* Exercise prompt *
Find all lines in the listing that include the word "battery", then copy them.

* Information given *
— start —

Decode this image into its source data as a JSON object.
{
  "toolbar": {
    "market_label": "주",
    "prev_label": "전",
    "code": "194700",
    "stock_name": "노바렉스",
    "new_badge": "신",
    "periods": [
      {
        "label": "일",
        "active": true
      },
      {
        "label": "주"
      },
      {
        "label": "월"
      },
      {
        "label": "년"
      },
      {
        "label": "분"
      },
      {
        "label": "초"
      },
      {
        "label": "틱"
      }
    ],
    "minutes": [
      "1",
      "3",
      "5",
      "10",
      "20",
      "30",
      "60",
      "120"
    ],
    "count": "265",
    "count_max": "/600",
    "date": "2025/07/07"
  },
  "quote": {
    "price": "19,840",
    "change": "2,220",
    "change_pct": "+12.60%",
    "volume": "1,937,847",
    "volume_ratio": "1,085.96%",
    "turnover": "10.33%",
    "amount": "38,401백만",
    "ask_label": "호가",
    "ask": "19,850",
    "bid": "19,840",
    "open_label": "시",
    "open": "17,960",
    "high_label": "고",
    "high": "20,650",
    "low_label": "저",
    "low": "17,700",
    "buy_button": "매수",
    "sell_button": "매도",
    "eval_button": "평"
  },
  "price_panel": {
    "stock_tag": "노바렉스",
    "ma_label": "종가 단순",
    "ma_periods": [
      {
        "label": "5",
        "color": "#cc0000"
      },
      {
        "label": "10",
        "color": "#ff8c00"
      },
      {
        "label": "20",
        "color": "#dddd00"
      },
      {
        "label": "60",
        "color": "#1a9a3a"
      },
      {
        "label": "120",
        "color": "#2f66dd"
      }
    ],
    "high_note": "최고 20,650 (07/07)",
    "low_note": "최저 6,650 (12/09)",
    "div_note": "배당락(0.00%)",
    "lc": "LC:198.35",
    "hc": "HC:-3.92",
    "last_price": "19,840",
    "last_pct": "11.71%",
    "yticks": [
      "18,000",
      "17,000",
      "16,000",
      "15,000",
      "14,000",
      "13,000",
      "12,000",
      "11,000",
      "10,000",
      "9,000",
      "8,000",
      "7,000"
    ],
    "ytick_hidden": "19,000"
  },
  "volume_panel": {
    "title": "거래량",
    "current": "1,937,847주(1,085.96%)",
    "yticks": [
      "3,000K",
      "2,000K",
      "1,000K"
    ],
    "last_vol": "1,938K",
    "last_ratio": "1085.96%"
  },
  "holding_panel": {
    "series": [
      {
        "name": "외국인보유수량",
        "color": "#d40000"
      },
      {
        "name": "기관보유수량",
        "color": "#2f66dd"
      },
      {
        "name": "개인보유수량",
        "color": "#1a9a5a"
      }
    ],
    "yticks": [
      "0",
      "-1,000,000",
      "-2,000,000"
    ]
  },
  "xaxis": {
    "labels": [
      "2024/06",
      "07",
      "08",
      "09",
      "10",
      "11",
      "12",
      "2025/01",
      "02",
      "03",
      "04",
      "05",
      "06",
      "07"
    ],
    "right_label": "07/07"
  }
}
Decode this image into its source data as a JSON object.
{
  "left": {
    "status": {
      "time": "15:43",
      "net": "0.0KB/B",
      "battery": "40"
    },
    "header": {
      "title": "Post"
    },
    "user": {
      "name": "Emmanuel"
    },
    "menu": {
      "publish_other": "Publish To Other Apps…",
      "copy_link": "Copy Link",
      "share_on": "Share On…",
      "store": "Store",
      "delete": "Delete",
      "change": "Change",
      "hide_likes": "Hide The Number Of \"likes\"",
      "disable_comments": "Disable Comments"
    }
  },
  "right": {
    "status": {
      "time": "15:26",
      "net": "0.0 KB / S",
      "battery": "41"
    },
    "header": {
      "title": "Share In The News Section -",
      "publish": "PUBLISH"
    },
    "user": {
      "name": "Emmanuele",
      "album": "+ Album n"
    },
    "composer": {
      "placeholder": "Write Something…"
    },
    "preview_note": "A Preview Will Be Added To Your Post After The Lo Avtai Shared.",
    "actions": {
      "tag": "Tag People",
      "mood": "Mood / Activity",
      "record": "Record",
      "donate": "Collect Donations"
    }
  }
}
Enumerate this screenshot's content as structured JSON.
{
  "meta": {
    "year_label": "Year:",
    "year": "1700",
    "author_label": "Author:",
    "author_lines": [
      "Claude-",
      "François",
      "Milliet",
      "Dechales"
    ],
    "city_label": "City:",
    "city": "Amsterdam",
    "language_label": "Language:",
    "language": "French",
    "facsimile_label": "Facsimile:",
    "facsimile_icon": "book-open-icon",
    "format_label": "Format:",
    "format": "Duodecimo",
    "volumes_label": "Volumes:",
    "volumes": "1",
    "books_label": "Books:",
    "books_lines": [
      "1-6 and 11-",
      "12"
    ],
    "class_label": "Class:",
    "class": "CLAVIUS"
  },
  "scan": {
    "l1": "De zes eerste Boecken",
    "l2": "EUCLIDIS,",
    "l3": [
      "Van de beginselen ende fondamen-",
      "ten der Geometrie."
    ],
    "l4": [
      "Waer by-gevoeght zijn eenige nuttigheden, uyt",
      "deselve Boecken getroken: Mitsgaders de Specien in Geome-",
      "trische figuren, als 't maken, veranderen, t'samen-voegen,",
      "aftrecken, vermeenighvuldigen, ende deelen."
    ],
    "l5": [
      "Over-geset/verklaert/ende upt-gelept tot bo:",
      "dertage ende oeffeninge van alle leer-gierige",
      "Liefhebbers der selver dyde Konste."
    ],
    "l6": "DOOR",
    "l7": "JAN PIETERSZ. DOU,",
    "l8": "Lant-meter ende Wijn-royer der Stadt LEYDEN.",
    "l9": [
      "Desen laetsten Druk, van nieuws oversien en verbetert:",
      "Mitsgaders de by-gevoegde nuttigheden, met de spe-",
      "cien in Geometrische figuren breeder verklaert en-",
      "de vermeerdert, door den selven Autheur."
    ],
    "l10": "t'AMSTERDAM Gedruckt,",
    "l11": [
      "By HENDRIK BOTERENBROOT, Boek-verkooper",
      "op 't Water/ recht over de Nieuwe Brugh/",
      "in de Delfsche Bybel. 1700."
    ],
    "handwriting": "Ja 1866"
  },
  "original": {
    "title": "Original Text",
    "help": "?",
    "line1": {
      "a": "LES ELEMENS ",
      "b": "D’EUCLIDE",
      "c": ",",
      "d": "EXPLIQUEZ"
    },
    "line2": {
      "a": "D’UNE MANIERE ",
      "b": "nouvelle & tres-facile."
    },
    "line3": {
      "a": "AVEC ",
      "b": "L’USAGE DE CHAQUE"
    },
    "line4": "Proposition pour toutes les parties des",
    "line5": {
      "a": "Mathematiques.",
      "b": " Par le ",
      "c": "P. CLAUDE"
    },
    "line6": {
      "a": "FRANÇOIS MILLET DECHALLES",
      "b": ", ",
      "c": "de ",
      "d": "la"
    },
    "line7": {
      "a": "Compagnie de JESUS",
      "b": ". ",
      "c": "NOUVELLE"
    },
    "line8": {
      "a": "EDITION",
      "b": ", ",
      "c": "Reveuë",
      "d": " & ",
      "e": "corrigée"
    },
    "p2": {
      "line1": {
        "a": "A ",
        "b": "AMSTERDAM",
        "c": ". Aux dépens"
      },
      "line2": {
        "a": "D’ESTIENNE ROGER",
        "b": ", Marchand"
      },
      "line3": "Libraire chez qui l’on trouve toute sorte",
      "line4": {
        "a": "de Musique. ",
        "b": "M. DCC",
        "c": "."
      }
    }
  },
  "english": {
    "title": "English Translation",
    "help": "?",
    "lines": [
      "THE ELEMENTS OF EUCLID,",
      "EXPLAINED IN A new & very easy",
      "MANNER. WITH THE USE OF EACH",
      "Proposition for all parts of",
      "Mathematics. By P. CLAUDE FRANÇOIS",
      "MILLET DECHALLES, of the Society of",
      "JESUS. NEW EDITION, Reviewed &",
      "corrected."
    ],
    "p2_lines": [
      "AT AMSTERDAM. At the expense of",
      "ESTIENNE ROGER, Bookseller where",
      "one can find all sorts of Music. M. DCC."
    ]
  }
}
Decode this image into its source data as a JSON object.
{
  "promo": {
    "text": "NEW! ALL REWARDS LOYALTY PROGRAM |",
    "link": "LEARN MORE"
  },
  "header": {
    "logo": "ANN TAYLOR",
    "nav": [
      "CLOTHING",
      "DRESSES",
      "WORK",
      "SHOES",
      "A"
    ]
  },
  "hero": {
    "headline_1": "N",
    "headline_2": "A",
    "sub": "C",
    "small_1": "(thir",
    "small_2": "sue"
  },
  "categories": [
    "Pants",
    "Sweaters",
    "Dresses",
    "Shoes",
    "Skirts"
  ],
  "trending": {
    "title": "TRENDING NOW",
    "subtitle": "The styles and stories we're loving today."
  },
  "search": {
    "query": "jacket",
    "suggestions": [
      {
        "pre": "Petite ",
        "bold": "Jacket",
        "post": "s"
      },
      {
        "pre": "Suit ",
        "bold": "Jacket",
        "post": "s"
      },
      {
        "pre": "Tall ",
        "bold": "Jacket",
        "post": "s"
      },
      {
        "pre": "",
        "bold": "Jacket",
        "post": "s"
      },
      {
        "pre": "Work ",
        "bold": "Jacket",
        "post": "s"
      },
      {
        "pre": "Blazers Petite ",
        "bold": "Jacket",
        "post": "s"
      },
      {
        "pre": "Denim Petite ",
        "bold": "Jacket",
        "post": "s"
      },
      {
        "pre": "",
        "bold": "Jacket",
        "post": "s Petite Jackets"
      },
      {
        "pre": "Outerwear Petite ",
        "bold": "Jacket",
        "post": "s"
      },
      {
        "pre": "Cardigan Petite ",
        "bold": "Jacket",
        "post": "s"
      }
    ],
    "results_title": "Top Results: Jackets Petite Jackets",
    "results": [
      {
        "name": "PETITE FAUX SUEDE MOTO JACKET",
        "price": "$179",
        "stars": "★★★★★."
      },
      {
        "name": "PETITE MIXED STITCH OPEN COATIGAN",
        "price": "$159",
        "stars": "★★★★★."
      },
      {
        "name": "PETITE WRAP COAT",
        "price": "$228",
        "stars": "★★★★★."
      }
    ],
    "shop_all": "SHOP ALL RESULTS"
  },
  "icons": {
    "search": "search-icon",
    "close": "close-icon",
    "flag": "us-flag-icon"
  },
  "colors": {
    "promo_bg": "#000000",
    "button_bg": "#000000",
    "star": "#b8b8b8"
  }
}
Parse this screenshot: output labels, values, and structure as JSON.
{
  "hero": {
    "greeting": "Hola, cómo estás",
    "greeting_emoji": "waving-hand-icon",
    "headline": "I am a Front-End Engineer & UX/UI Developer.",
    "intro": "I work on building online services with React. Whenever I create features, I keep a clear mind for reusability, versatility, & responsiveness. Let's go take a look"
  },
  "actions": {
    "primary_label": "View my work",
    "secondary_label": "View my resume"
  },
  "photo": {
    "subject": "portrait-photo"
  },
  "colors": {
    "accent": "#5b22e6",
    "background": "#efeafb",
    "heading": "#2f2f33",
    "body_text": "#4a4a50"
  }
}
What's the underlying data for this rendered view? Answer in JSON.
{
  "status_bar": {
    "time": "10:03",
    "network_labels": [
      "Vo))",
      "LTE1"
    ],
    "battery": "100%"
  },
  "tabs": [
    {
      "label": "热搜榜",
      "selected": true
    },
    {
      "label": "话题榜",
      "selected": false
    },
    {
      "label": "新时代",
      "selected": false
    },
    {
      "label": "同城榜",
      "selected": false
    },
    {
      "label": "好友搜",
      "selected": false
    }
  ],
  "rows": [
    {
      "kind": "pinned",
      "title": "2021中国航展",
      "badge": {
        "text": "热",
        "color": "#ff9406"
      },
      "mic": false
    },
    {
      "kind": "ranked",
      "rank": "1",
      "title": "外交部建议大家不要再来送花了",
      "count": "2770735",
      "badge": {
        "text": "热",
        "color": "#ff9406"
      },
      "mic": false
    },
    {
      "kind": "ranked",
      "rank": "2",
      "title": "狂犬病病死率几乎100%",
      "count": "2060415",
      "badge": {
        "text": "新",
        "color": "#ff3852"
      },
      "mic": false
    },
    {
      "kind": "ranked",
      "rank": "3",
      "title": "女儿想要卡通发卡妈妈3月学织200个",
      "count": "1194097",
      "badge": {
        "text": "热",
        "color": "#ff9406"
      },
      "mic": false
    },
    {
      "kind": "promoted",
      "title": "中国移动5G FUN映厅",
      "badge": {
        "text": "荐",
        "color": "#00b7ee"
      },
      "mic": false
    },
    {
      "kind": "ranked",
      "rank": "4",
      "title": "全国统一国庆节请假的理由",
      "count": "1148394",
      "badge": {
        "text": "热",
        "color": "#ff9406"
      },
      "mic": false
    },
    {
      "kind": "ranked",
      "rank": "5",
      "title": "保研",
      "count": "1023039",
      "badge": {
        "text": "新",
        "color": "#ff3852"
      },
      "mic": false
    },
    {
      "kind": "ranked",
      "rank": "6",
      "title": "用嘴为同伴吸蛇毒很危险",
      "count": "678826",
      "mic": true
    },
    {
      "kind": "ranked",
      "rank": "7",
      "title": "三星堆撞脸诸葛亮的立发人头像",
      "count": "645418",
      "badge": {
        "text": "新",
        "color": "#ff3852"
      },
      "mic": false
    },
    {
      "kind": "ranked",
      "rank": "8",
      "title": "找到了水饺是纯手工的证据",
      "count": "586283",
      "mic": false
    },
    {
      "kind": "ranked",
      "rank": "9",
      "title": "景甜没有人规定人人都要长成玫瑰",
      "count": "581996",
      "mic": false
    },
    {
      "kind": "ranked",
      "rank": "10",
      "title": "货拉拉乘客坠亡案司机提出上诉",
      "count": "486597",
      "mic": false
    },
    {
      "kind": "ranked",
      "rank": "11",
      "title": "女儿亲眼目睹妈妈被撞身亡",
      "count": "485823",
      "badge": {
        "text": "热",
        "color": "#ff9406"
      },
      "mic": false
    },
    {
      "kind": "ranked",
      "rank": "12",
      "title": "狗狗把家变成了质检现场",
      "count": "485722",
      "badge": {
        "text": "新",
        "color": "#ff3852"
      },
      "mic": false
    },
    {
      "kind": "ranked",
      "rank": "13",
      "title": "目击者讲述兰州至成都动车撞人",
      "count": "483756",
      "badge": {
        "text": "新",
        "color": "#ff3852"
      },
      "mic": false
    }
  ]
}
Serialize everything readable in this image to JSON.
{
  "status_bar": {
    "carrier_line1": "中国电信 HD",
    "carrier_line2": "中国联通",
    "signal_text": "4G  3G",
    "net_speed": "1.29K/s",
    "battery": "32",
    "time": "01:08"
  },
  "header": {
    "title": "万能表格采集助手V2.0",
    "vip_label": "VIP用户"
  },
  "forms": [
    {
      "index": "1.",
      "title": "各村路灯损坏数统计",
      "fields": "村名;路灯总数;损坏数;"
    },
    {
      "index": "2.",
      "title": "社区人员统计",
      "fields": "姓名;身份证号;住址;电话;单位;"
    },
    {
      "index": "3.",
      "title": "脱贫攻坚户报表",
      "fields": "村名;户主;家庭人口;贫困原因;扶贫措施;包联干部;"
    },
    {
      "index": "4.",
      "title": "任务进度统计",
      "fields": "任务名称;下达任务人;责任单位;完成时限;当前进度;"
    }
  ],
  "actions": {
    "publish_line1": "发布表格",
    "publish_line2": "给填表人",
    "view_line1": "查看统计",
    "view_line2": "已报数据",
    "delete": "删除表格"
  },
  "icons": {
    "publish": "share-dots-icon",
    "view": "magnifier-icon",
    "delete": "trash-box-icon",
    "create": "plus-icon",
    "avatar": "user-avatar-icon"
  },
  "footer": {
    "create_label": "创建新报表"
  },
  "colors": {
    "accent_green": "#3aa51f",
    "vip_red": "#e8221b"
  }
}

— end —

* Written reply *
      "battery": "40"
      "battery": "41"
    "battery": "100%"
    "battery": "32",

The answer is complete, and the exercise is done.